Data records:
■ ■ ■ ■ ■ ■ ■

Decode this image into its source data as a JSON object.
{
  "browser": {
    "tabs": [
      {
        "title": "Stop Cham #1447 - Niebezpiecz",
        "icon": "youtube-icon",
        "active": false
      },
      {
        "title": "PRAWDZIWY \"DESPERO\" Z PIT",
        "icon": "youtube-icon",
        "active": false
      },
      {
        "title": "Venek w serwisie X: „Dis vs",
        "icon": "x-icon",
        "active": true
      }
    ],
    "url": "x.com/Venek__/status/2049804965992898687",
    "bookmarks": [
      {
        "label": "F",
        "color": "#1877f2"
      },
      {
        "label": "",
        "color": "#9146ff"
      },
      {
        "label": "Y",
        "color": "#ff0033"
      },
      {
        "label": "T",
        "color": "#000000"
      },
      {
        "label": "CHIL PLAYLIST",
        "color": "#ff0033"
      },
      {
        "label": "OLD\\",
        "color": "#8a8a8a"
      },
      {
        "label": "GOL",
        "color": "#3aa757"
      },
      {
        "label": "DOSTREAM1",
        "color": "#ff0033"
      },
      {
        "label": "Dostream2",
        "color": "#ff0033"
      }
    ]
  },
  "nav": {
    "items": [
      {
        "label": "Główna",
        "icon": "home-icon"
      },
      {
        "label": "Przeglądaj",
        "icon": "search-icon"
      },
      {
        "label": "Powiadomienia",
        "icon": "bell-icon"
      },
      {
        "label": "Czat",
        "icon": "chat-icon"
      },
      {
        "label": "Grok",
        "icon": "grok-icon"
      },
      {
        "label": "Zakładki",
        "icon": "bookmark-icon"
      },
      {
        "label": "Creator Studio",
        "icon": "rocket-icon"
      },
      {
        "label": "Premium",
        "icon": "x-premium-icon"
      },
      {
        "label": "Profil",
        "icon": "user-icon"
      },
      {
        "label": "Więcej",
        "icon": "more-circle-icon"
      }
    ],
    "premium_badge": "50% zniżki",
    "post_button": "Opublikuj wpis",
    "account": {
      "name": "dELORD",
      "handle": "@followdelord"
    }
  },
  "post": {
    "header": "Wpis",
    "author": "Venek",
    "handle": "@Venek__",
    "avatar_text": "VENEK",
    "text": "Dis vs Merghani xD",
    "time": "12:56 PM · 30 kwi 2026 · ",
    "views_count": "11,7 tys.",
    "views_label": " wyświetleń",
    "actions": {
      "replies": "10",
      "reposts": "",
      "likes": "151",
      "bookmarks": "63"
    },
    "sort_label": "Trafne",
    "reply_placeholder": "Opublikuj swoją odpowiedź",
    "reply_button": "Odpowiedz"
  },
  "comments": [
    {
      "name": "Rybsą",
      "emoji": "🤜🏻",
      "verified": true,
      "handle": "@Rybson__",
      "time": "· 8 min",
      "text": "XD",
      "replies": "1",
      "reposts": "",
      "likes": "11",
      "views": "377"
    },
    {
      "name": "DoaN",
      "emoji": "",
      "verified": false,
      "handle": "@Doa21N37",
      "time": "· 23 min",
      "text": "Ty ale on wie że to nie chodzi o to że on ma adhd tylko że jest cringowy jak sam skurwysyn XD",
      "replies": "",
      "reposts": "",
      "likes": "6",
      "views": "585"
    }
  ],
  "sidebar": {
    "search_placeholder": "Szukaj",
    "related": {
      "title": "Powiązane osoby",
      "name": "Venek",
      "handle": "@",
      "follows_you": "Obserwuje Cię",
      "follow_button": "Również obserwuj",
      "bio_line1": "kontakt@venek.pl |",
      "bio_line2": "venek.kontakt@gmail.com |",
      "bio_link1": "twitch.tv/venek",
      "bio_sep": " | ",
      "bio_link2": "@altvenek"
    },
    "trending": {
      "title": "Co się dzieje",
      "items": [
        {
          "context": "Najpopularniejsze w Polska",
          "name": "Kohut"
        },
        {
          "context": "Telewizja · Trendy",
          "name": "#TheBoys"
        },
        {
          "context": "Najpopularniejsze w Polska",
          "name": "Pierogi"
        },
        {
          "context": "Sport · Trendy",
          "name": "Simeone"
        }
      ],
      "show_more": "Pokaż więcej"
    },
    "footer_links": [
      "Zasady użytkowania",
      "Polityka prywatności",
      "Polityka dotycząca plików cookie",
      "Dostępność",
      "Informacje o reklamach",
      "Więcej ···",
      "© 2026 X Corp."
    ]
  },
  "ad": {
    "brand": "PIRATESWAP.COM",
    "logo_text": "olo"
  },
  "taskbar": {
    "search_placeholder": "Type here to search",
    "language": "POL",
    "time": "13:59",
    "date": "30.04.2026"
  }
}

■ ■ ■ ■ ■ ■ ■

Task objective: Please reproduce the entire listing, exactly as shown.

Solution to the exercise:
Decode this image into its source data as a JSON object.
{
  "browser": {
    "tabs": [
      {
        "title": "Stop Cham #1447 - Niebezpiecz",
        "icon": "youtube-icon",
        "active": false
      },
      {
        "title": "PRAWDZIWY \"DESPERO\" Z PIT",
        "icon": "youtube-icon",
        "active": false
      },
      {
        "title": "Venek w serwisie X: „Dis vs",
        "icon": "x-icon",
        "active": true
      }
    ],
    "url": "x.com/Venek__/status/2049804965992898687",
    "bookmarks": [
      {
        "label": "F",
        "color": "#1877f2"
      },
      {
        "label": "",
        "color": "#9146ff"
      },
      {
        "label": "Y",
        "color": "#ff0033"
      },
      {
        "label": "T",
        "color": "#000000"
      },
      {
        "label": "CHIL PLAYLIST",
        "color": "#ff0033"
      },
      {
        "label": "OLD\\",
        "color": "#8a8a8a"
      },
      {
        "label": "GOL",
        "color": "#3aa757"
      },
      {
        "label": "DOSTREAM1",
        "color": "#ff0033"
      },
      {
        "label": "Dostream2",
        "color": "#ff0033"
      }
    ]
  },
  "nav": {
    "items": [
      {
        "label": "Główna",
        "icon": "home-icon"
      },
      {
        "label": "Przeglądaj",
        "icon": "search-icon"
      },
      {
        "label": "Powiadomienia",
        "icon": "bell-icon"
      },
      {
        "label": "Czat",
        "icon": "chat-icon"
      },
      {
        "label": "Grok",
        "icon": "grok-icon"
      },
      {
        "label": "Zakładki",
        "icon": "bookmark-icon"
      },
      {
        "label": "Creator Studio",
        "icon": "rocket-icon"
      },
      {
        "label": "Premium",
        "icon": "x-premium-icon"
      },
      {
        "label": "Profil",
        "icon": "user-icon"
      },
      {
        "label": "Więcej",
        "icon": "more-circle-icon"
      }
    ],
    "premium_badge": "50% zniżki",
    "post_button": "Opublikuj wpis",
    "account": {
      "name": "dELORD",
      "handle": "@followdelord"
    }
  },
  "post": {
    "header": "Wpis",
    "author": "Venek",
    "handle": "@Venek__",
    "avatar_text": "VENEK",
    "text": "Dis vs Merghani xD",
    "time": "12:56 PM · 30 kwi 2026 · ",
    "views_count": "11,7 tys.",
    "views_label": " wyświetleń",
    "actions": {
      "replies": "10",
      "reposts": "",
      "likes": "151",
      "bookmarks": "63"
    },
    "sort_label": "Trafne",
    "reply_placeholder": "Opublikuj swoją odpowiedź",
    "reply_button": "Odpowiedz"
  },
  "comments": [
    {
      "name": "Rybsą",
      "emoji": "🤜🏻",
      "verified": true,
      "handle": "@Rybson__",
      "time": "· 8 min",
      "text": "XD",
      "replies": "1",
      "reposts": "",
      "likes": "11",
      "views": "377"
    },
    {
      "name": "DoaN",
      "emoji": "",
      "verified": false,
      "handle": "@Doa21N37",
      "time": "· 23 min",
      "text": "Ty ale on wie że to nie chodzi o to że on ma adhd tylko że jest cringowy jak sam skurwysyn XD",
      "replies": "",
      "reposts": "",
      "likes": "6",
      "views": "585"
    }
  ],
  "sidebar": {
    "search_placeholder": "Szukaj",
    "related": {
      "title": "Powiązane osoby",
      "name": "Venek",
      "handle": "@",
      "follows_you": "Obserwuje Cię",
      "follow_button": "Również obserwuj",
      "bio_line1": "kontakt@venek.pl |",
      "bio_line2": "venek.kontakt@gmail.com |",
      "bio_link1": "twitch.tv/venek",
      "bio_sep": " | ",
      "bio_link2": "@altvenek"
    },
    "trending": {
      "title": "Co się dzieje",
      "items": [
        {
          "context": "Najpopularniejsze w Polska",
          "name": "Kohut"
        },
        {
          "context": "Telewizja · Trendy",
          "name": "#TheBoys"
        },
        {
          "context": "Najpopularniejsze w Polska",
          "name": "Pierogi"
        },
        {
          "context": "Sport · Trendy",
          "name": "Simeone"
        }
      ],
      "show_more": "Pokaż więcej"
    },
    "footer_links": [
      "Zasady użytkowania",
      "Polityka prywatności",
      "Polityka dotycząca plików cookie",
      "Dostępność",
      "Informacje o reklamach",
      "Więcej ···",
      "© 2026 X Corp."
    ]
  },
  "ad": {
    "brand": "PIRATESWAP.COM",
    "logo_text": "olo"
  },
  "taskbar": {
    "search_placeholder": "Type here to search",
    "language": "POL",
    "time": "13:59",
    "date": "30.04.2026"
  }
}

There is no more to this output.